Check every line of the entries below for the word "composition", and copy the ones that have it.
+++ STORED ROWS
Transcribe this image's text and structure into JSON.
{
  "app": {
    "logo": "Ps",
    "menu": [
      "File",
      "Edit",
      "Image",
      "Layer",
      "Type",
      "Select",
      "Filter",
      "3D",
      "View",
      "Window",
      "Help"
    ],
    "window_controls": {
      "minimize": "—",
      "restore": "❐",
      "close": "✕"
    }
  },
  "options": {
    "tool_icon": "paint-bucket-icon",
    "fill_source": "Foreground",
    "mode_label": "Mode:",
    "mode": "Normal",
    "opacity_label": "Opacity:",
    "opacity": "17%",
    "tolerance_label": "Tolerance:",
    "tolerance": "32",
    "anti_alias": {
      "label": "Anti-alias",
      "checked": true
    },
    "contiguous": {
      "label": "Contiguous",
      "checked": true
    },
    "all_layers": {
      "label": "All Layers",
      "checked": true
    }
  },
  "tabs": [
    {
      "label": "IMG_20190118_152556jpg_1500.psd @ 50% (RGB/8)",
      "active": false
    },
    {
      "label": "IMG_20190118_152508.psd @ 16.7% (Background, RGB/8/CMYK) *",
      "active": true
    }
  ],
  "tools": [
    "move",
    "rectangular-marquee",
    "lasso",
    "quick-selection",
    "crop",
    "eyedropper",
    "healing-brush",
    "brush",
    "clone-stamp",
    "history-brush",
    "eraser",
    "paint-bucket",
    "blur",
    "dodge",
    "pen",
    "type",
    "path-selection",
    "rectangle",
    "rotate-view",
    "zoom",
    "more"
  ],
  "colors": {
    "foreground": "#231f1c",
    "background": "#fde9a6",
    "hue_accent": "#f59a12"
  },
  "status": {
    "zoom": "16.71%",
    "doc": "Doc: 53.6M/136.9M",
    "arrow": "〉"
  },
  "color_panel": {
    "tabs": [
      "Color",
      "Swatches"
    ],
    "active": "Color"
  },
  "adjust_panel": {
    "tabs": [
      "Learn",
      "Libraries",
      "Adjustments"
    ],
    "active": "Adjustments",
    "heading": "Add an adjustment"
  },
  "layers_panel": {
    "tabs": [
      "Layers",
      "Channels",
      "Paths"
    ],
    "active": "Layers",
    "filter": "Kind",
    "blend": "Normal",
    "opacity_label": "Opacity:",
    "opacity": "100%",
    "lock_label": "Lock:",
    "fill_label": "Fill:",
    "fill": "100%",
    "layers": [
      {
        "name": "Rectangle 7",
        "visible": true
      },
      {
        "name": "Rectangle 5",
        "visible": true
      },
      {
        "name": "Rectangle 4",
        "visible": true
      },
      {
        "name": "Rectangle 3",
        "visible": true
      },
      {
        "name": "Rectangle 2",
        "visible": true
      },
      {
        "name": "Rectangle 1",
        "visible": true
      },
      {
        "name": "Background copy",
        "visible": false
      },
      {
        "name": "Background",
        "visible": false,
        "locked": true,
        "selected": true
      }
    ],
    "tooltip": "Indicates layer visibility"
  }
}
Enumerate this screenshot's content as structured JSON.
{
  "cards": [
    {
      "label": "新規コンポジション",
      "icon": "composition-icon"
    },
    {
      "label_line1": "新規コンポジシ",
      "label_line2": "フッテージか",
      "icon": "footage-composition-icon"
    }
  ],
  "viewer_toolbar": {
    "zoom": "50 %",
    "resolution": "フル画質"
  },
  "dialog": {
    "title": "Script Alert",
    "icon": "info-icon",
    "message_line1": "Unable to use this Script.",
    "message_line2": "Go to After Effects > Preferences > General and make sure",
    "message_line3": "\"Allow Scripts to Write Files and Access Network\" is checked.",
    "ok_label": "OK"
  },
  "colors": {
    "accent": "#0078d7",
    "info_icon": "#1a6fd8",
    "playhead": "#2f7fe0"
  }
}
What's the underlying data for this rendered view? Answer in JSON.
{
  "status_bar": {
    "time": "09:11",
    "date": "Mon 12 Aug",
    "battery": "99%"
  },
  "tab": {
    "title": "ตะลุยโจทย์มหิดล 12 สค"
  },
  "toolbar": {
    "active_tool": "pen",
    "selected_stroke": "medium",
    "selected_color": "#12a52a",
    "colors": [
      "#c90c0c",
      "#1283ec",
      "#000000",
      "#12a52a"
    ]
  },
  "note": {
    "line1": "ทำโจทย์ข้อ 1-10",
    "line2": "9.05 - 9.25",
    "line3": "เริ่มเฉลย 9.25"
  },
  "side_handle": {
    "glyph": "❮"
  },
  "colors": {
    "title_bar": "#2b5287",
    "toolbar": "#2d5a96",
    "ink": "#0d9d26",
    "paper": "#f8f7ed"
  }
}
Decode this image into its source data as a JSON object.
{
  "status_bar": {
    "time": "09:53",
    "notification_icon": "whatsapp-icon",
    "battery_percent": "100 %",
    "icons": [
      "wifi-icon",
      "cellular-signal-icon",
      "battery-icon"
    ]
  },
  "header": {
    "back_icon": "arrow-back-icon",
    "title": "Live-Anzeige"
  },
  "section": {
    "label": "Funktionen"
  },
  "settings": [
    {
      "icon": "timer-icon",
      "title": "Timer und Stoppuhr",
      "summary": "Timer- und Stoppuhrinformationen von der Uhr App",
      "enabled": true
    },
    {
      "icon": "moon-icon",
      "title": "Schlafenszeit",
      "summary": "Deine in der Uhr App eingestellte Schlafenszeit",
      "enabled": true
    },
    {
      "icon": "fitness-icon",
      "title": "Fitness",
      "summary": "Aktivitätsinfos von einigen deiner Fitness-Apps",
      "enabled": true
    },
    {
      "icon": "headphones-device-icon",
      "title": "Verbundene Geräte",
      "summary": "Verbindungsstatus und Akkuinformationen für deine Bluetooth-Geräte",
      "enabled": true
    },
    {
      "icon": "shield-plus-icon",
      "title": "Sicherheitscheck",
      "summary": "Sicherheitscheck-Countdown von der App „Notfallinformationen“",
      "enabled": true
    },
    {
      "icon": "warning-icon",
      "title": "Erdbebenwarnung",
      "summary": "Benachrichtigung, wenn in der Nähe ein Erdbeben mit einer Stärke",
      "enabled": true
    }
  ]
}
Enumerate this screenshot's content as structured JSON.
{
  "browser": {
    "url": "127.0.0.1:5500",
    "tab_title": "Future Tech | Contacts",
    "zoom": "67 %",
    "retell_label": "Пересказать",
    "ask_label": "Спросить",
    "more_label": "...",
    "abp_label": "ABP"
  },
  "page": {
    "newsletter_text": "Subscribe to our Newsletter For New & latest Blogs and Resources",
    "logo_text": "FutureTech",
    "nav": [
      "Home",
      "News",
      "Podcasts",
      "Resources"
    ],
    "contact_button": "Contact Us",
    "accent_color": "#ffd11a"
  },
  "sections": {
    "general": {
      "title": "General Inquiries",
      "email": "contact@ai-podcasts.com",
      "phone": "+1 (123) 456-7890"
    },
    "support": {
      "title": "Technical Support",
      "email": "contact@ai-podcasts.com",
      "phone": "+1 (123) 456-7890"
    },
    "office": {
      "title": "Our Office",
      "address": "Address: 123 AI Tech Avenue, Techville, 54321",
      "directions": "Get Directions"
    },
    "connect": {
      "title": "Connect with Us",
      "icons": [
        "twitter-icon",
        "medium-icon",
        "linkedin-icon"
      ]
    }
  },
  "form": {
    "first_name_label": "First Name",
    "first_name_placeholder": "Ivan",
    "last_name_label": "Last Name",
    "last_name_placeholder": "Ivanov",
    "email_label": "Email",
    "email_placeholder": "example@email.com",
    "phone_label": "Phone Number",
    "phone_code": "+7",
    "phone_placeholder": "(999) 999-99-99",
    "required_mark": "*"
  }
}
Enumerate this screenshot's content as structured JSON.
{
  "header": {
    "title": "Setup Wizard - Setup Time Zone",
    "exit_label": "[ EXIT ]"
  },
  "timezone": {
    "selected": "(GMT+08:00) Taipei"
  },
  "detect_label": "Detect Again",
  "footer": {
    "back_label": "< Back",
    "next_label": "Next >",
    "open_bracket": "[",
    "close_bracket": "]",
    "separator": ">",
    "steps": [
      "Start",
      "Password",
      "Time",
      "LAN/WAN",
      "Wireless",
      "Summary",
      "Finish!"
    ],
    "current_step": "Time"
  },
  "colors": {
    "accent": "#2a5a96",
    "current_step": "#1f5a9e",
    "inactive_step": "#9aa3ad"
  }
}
++++++
• **THE SOLUTION**
      "icon": "composition-icon"
      "icon": "footage-composition-icon"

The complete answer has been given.